§ Task brief: Write out the material again word for word, dropping any images it holds.

§ Data records:
--------

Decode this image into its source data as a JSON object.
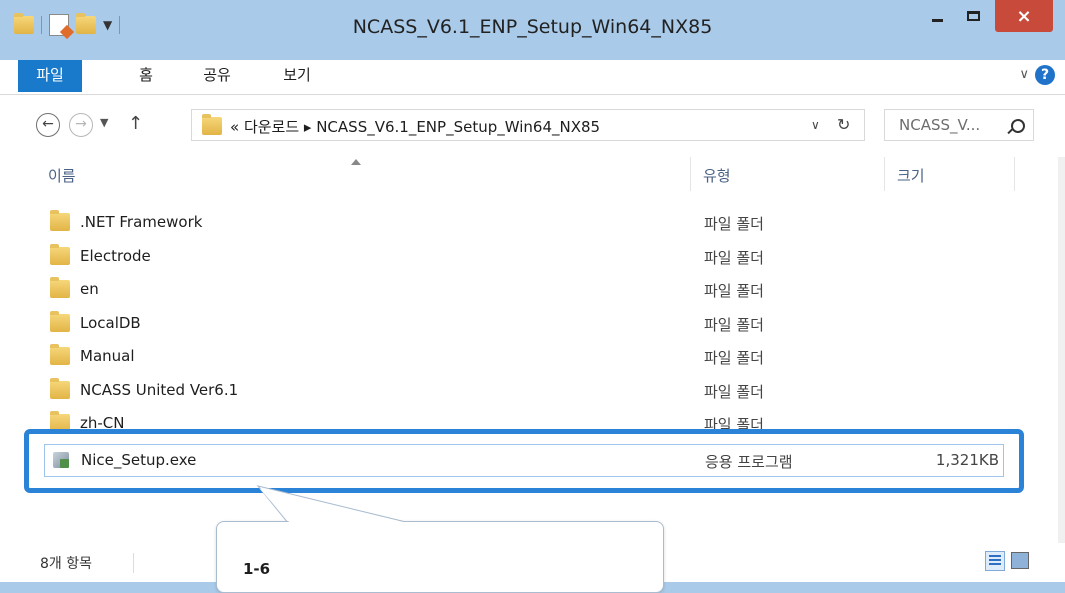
{
  "window": {
    "title": "NCASS_V6.1_ENP_Setup_Win64_NX85",
    "close_glyph": "×"
  },
  "ribbon": {
    "tabs": [
      "파일",
      "홈",
      "공유",
      "보기"
    ],
    "help_glyph": "?"
  },
  "nav": {
    "back_glyph": "←",
    "forward_glyph": "→",
    "recent_glyph": "▼",
    "up_glyph": "↑",
    "address": "« 다운로드 ▸ NCASS_V6.1_ENP_Setup_Win64_NX85",
    "address_dropdown": "∨",
    "refresh_glyph": "↻",
    "search_placeholder": "NCASS_V..."
  },
  "columns": {
    "name": "이름",
    "type": "유형",
    "size": "크기"
  },
  "files": [
    {
      "name": ".NET Framework",
      "type": "파일 폴더",
      "size": "",
      "icon": "folder-icon"
    },
    {
      "name": "Electrode",
      "type": "파일 폴더",
      "size": "",
      "icon": "folder-icon"
    },
    {
      "name": "en",
      "type": "파일 폴더",
      "size": "",
      "icon": "folder-icon"
    },
    {
      "name": "LocalDB",
      "type": "파일 폴더",
      "size": "",
      "icon": "folder-icon"
    },
    {
      "name": "Manual",
      "type": "파일 폴더",
      "size": "",
      "icon": "folder-icon"
    },
    {
      "name": "NCASS United Ver6.1",
      "type": "파일 폴더",
      "size": "",
      "icon": "folder-icon"
    },
    {
      "name": "zh-CN",
      "type": "파일 폴더",
      "size": "",
      "icon": "folder-icon"
    },
    {
      "name": "Nice_Setup.exe",
      "type": "응용 프로그램",
      "size": "1,321KB",
      "icon": "exe-icon"
    }
  ],
  "status": {
    "item_count": "8개 항목"
  },
  "callout": {
    "label": "1-6"
  },
  "colors": {
    "accent": "#1979ca",
    "highlight_border": "#2b83d8",
    "titlebar": "#a9cbe9",
    "close": "#c74a3b"
  }
}
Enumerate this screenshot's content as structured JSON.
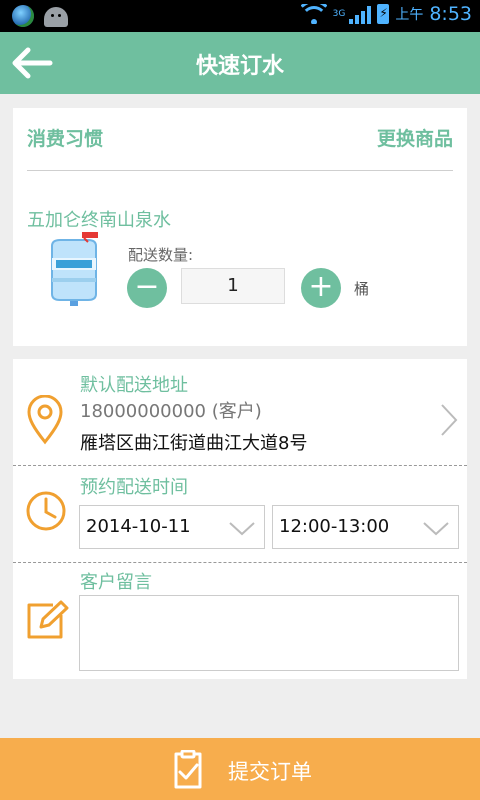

--------

§ Expected answer:
Decode this image into its source data as a JSON object.
{
  "window": {
    "title": "NCASS_V6.1_ENP_Setup_Win64_NX85",
    "close_glyph": "×"
  },
  "ribbon": {
    "tabs": [
      "파일",
      "홈",
      "공유",
      "보기"
    ],
    "help_glyph": "?"
  },
  "nav": {
    "back_glyph": "←",
    "forward_glyph": "→",
    "recent_glyph": "▼",
    "up_glyph": "↑",
    "address": "« 다운로드 ▸ NCASS_V6.1_ENP_Setup_Win64_NX85",
    "address_dropdown": "∨",
    "refresh_glyph": "↻",
    "search_placeholder": "NCASS_V..."
  },
  "columns": {
    "name": "이름",
    "type": "유형",
    "size": "크기"
  },
  "files": [
    {
      "name": ".NET Framework",
      "type": "파일 폴더",
      "size": "",
      "icon": "folder-icon"
    },
    {
      "name": "Electrode",
      "type": "파일 폴더",
      "size": "",
      "icon": "folder-icon"
    },
    {
      "name": "en",
      "type": "파일 폴더",
      "size": "",
      "icon": "folder-icon"
    },
    {
      "name": "LocalDB",
      "type": "파일 폴더",
      "size": "",
      "icon": "folder-icon"
    },
    {
      "name": "Manual",
      "type": "파일 폴더",
      "size": "",
      "icon": "folder-icon"
    },
    {
      "name": "NCASS United Ver6.1",
      "type": "파일 폴더",
      "size": "",
      "icon": "folder-icon"
    },
    {
      "name": "zh-CN",
      "type": "파일 폴더",
      "size": "",
      "icon": "folder-icon"
    },
    {
      "name": "Nice_Setup.exe",
      "type": "응용 프로그램",
      "size": "1,321KB",
      "icon": "exe-icon"
    }
  ],
  "status": {
    "item_count": "8개 항목"
  },
  "callout": {
    "label": "1-6"
  },
  "colors": {
    "accent": "#1979ca",
    "highlight_border": "#2b83d8",
    "titlebar": "#a9cbe9",
    "close": "#c74a3b"
  }
}
Enumerate this screenshot's content as structured JSON.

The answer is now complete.